__Records for this task__
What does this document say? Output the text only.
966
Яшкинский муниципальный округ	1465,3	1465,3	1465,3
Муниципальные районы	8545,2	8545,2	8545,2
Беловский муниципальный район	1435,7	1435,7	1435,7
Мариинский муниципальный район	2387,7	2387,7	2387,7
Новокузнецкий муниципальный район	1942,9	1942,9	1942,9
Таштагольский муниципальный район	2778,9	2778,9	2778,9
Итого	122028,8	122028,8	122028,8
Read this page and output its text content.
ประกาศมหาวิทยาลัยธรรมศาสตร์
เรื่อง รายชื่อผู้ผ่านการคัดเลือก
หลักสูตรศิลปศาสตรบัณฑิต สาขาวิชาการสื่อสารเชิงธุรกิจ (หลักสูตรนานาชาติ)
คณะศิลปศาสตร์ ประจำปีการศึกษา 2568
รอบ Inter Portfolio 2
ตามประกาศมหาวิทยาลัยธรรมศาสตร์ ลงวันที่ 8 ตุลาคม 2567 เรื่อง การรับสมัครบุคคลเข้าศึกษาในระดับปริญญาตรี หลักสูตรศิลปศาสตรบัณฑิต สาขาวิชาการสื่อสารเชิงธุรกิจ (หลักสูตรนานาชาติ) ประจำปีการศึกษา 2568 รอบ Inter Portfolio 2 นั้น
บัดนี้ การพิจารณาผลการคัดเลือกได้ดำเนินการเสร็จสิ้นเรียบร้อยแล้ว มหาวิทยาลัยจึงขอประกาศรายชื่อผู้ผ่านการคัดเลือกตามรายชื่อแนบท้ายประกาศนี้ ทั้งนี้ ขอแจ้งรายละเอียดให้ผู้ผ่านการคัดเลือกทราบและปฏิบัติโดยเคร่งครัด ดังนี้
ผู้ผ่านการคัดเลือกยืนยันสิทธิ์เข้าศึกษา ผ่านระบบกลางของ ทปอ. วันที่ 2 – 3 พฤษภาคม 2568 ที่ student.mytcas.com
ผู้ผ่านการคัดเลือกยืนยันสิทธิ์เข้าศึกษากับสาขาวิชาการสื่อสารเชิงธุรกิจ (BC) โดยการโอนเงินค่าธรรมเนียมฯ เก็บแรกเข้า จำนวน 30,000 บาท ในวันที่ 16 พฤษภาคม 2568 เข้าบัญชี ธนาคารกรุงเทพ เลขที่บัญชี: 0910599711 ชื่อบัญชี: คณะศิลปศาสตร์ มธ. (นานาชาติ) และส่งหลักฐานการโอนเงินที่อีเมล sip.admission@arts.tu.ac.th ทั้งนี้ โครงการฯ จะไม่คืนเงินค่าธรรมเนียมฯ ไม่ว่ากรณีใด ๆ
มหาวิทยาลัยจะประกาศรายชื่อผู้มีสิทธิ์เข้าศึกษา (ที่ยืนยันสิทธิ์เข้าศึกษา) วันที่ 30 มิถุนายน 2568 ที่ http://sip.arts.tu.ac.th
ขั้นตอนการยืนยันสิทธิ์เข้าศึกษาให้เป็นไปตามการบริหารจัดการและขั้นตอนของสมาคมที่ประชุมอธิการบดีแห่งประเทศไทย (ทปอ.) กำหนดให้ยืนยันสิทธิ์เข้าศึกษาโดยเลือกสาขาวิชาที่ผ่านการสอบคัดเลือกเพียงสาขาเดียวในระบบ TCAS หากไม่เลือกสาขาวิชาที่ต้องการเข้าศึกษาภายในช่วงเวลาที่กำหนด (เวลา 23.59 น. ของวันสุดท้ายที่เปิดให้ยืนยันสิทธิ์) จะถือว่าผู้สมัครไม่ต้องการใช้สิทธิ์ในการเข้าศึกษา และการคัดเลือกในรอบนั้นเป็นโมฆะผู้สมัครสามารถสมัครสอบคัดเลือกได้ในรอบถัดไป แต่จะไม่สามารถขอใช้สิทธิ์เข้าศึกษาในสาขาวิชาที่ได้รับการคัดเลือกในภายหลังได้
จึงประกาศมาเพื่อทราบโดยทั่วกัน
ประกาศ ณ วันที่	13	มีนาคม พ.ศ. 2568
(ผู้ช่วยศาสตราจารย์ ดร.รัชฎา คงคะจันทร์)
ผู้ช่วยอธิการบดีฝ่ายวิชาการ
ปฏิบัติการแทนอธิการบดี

__What to produce__
Identify each line holding the string "คณะศ", and copy it out.

__Solution__
คณะศิลปศาสตร์ ประจำปีการศึกษา 2568
ผู้ผ่านการคัดเลือกยืนยันสิทธิ์เข้าศึกษากับสาขาวิชาการสื่อสารเชิงธุรกิจ (BC) โดยการโอนเงินค่าธรรมเนียมฯ เก็บแรกเข้า จำนวน 30,000 บาท ในวันที่ 16 พฤษภาคม 2568 เข้าบัญชี ธนาคารกรุงเทพ เลขที่บัญชี: 0910599711 ชื่อบัญชี: คณะศิลปศาสตร์ มธ. (นานาชาติ) และส่งหลักฐานการโอนเงินที่อีเมล sip.admission@arts.tu.ac.th ทั้งนี้ โครงการฯ จะไม่คืนเงินค่าธรรมเนียมฯ ไม่ว่ากรณีใด ๆ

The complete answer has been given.